Description of the task:
Pull out each line of the records holding the string "memory".

-- Start of Items --

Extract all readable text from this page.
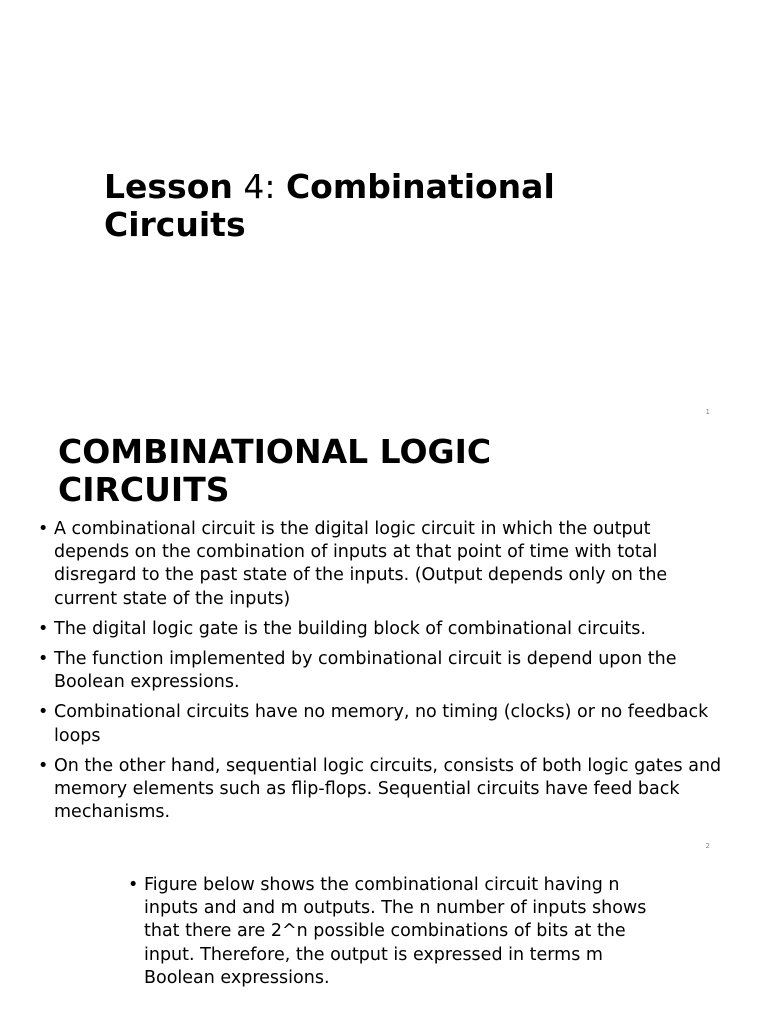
Lesson 4: Combinational Circuits
1
COMBINATIONAL LOGIC CIRCUITS
• A combinational circuit is the digital logic circuit in which the output depends on the combination of inputs at that point of time with total disregard to the past state of the inputs. (Output depends only on the current state of the inputs)
• The digital logic gate is the building block of combinational circuits.
• The function implemented by combinational circuit is depend upon the Boolean expressions.
• Combinational circuits have no memory, no timing (clocks) or no feedback loops
• On the other hand, sequential logic circuits, consists of both logic gates and memory elements such as flip-flops. Sequential circuits have feed back mechanisms.
2
• Figure below shows the combinational circuit having n inputs and and m outputs. The n number of inputs shows that there are 2^n possible combinations of bits at the input. Therefore, the output is expressed in terms m Boolean expressions.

-- End of Items --

Answer to the task:
• Combinational circuits have no memory, no timing (clocks) or no feedback loops
• On the other hand, sequential logic circuits, consists of both logic gates and memory elements such as flip-flops. Sequential circuits have feed back mechanisms.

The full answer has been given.